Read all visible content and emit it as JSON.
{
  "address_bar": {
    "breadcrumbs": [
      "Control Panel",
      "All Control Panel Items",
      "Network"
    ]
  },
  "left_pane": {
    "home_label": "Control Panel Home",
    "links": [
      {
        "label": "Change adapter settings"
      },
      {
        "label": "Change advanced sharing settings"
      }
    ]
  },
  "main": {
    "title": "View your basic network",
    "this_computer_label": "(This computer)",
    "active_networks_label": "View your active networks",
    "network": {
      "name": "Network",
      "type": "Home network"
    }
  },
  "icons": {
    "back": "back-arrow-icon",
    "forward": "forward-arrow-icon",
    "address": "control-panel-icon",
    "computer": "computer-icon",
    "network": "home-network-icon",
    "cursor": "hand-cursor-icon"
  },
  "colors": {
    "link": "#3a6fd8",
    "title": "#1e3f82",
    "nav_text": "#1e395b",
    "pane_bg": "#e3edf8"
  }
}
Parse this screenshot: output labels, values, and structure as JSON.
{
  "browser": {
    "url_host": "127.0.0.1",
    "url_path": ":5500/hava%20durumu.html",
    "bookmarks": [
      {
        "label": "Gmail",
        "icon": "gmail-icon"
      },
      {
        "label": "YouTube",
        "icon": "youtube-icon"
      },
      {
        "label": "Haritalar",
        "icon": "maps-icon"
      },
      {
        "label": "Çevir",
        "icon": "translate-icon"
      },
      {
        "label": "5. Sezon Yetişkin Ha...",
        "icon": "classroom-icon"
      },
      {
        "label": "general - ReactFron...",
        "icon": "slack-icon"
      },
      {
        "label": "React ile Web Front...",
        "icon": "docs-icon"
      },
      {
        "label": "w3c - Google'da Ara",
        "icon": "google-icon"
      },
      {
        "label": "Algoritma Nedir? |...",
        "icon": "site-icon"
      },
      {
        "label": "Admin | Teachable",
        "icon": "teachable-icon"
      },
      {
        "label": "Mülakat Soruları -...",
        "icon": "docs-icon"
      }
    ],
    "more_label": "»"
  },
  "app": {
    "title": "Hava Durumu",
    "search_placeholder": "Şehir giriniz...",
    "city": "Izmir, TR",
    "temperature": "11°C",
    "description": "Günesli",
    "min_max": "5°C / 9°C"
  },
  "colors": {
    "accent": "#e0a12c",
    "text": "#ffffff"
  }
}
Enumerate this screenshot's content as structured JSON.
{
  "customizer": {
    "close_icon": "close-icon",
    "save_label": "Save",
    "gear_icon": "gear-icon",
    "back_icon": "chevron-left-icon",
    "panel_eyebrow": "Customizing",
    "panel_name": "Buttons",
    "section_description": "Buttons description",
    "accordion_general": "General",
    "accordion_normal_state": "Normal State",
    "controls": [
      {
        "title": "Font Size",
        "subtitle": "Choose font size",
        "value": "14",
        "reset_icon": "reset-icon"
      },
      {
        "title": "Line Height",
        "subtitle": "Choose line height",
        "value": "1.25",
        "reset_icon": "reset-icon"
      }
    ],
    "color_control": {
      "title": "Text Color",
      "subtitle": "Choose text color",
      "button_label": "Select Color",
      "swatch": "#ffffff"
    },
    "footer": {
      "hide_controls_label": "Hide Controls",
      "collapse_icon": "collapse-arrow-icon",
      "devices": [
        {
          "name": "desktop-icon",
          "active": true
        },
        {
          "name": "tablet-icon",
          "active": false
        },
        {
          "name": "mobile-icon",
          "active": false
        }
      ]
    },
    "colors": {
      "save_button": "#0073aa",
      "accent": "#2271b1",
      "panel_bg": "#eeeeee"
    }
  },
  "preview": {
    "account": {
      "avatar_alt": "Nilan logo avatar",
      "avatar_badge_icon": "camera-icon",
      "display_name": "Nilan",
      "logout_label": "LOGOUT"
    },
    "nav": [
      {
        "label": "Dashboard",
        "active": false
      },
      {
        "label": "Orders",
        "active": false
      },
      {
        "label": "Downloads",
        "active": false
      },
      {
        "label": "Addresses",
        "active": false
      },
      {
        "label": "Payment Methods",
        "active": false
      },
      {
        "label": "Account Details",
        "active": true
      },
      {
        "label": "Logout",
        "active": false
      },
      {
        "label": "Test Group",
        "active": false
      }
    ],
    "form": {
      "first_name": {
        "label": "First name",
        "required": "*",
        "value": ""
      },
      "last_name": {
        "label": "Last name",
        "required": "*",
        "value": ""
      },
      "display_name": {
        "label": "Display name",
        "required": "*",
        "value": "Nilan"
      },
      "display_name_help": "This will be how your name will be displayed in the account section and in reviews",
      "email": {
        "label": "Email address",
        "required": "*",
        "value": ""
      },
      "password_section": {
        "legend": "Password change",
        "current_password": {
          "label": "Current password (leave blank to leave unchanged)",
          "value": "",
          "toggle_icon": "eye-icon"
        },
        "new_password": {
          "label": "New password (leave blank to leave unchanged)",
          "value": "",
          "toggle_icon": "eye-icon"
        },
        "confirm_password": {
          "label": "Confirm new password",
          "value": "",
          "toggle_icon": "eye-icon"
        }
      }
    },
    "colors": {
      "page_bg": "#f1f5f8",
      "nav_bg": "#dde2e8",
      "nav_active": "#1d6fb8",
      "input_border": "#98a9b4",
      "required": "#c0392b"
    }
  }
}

====================

Here, the records must be output exactly and in full.

▸ **Response below**:
Read all visible content and emit it as JSON.
{
  "address_bar": {
    "breadcrumbs": [
      "Control Panel",
      "All Control Panel Items",
      "Network"
    ]
  },
  "left_pane": {
    "home_label": "Control Panel Home",
    "links": [
      {
        "label": "Change adapter settings"
      },
      {
        "label": "Change advanced sharing settings"
      }
    ]
  },
  "main": {
    "title": "View your basic network",
    "this_computer_label": "(This computer)",
    "active_networks_label": "View your active networks",
    "network": {
      "name": "Network",
      "type": "Home network"
    }
  },
  "icons": {
    "back": "back-arrow-icon",
    "forward": "forward-arrow-icon",
    "address": "control-panel-icon",
    "computer": "computer-icon",
    "network": "home-network-icon",
    "cursor": "hand-cursor-icon"
  },
  "colors": {
    "link": "#3a6fd8",
    "title": "#1e3f82",
    "nav_text": "#1e395b",
    "pane_bg": "#e3edf8"
  }
}
Parse this screenshot: output labels, values, and structure as JSON.
{
  "browser": {
    "url_host": "127.0.0.1",
    "url_path": ":5500/hava%20durumu.html",
    "bookmarks": [
      {
        "label": "Gmail",
        "icon": "gmail-icon"
      },
      {
        "label": "YouTube",
        "icon": "youtube-icon"
      },
      {
        "label": "Haritalar",
        "icon": "maps-icon"
      },
      {
        "label": "Çevir",
        "icon": "translate-icon"
      },
      {
        "label": "5. Sezon Yetişkin Ha...",
        "icon": "classroom-icon"
      },
      {
        "label": "general - ReactFron...",
        "icon": "slack-icon"
      },
      {
        "label": "React ile Web Front...",
        "icon": "docs-icon"
      },
      {
        "label": "w3c - Google'da Ara",
        "icon": "google-icon"
      },
      {
        "label": "Algoritma Nedir? |...",
        "icon": "site-icon"
      },
      {
        "label": "Admin | Teachable",
        "icon": "teachable-icon"
      },
      {
        "label": "Mülakat Soruları -...",
        "icon": "docs-icon"
      }
    ],
    "more_label": "»"
  },
  "app": {
    "title": "Hava Durumu",
    "search_placeholder": "Şehir giriniz...",
    "city": "Izmir, TR",
    "temperature": "11°C",
    "description": "Günesli",
    "min_max": "5°C / 9°C"
  },
  "colors": {
    "accent": "#e0a12c",
    "text": "#ffffff"
  }
}
Enumerate this screenshot's content as structured JSON.
{
  "customizer": {
    "close_icon": "close-icon",
    "save_label": "Save",
    "gear_icon": "gear-icon",
    "back_icon": "chevron-left-icon",
    "panel_eyebrow": "Customizing",
    "panel_name": "Buttons",
    "section_description": "Buttons description",
    "accordion_general": "General",
    "accordion_normal_state": "Normal State",
    "controls": [
      {
        "title": "Font Size",
        "subtitle": "Choose font size",
        "value": "14",
        "reset_icon": "reset-icon"
      },
      {
        "title": "Line Height",
        "subtitle": "Choose line height",
        "value": "1.25",
        "reset_icon": "reset-icon"
      }
    ],
    "color_control": {
      "title": "Text Color",
      "subtitle": "Choose text color",
      "button_label": "Select Color",
      "swatch": "#ffffff"
    },
    "footer": {
      "hide_controls_label": "Hide Controls",
      "collapse_icon": "collapse-arrow-icon",
      "devices": [
        {
          "name": "desktop-icon",
          "active": true
        },
        {
          "name": "tablet-icon",
          "active": false
        },
        {
          "name": "mobile-icon",
          "active": false
        }
      ]
    },
    "colors": {
      "save_button": "#0073aa",
      "accent": "#2271b1",
      "panel_bg": "#eeeeee"
    }
  },
  "preview": {
    "account": {
      "avatar_alt": "Nilan logo avatar",
      "avatar_badge_icon": "camera-icon",
      "display_name": "Nilan",
      "logout_label": "LOGOUT"
    },
    "nav": [
      {
        "label": "Dashboard",
        "active": false
      },
      {
        "label": "Orders",
        "active": false
      },
      {
        "label": "Downloads",
        "active": false
      },
      {
        "label": "Addresses",
        "active": false
      },
      {
        "label": "Payment Methods",
        "active": false
      },
      {
        "label": "Account Details",
        "active": true
      },
      {
        "label": "Logout",
        "active": false
      },
      {
        "label": "Test Group",
        "active": false
      }
    ],
    "form": {
      "first_name": {
        "label": "First name",
        "required": "*",
        "value": ""
      },
      "last_name": {
        "label": "Last name",
        "required": "*",
        "value": ""
      },
      "display_name": {
        "label": "Display name",
        "required": "*",
        "value": "Nilan"
      },
      "display_name_help": "This will be how your name will be displayed in the account section and in reviews",
      "email": {
        "label": "Email address",
        "required": "*",
        "value": ""
      },
      "password_section": {
        "legend": "Password change",
        "current_password": {
          "label": "Current password (leave blank to leave unchanged)",
          "value": "",
          "toggle_icon": "eye-icon"
        },
        "new_password": {
          "label": "New password (leave blank to leave unchanged)",
          "value": "",
          "toggle_icon": "eye-icon"
        },
        "confirm_password": {
          "label": "Confirm new password",
          "value": "",
          "toggle_icon": "eye-icon"
        }
      }
    },
    "colors": {
      "page_bg": "#f1f5f8",
      "nav_bg": "#dde2e8",
      "nav_active": "#1d6fb8",
      "input_border": "#98a9b4",
      "required": "#c0392b"
    }
  }
}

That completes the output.